Your task is to copy every line of the records below that contains "sister".

## begin Items

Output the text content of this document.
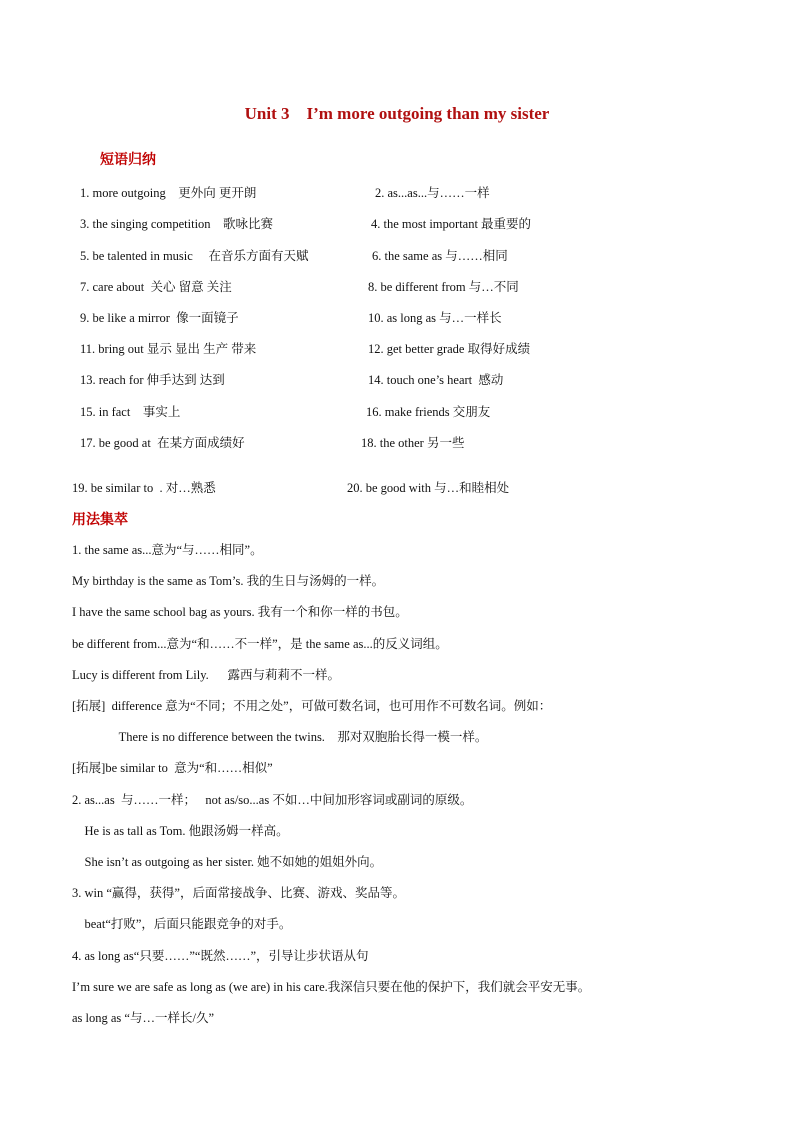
Unit 3    I’m more outgoing than my sister
短语归纳
1. more outgoing    更外向 更开朗	2. as...as...与……一样
3. the singing competition    歌咏比赛	4. the most important 最重要的
5. be talented in music     在音乐方面有天赋	6. the same as 与……相同
7. care about  关心 留意 关注	8. be different from 与…不同
9. be like a mirror  像一面镜子	10. as long as 与…一样长
11. bring out 显示 显出 生产 带来	12. get better grade 取得好成绩
13. reach for 伸手达到 达到	14. touch one’s heart  感动
15. in fact    事实上	16. make friends 交朋友
17. be good at  在某方面成绩好	18. the other 另一些
19. be similar to  . 对…熟悉	20. be good with 与…和睦相处
用法集萃
1. the same as...意为“与……相同”。
My birthday is the same as Tom’s. 我的生日与汤姆的一样。
I have the same school bag as yours. 我有一个和你一样的书包。
be different from...意为“和……不一样”，是 the same as...的反义词组。
Lucy is different from Lily.      露西与莉莉不一样。
[拓展]  difference 意为“不同；不用之处”，可做可数名词，也可用作不可数名词。例如：
There is no difference between the twins.    那对双胞胎长得一模一样。
[拓展]be similar to  意为“和……相似”
2. as...as  与……一样；   not as/so...as 不如…中间加形容词或副词的原级。
He is as tall as Tom. 他跟汤姆一样高。
She isn’t as outgoing as her sister. 她不如她的姐姐外向。
3. win “赢得，获得”，后面常接战争、比赛、游戏、奖品等。
beat“打败”，后面只能跟竞争的对手。
4. as long as“只要……”“既然……”，引导让步状语从句
I’m sure we are safe as long as (we are) in his care.我深信只要在他的保护下，我们就会平安无事。
as long as “与…一样长/久”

## end Items

Correct output.
Unit 3    I’m more outgoing than my sister
She isn’t as outgoing as her sister. 她不如她的姐姐外向。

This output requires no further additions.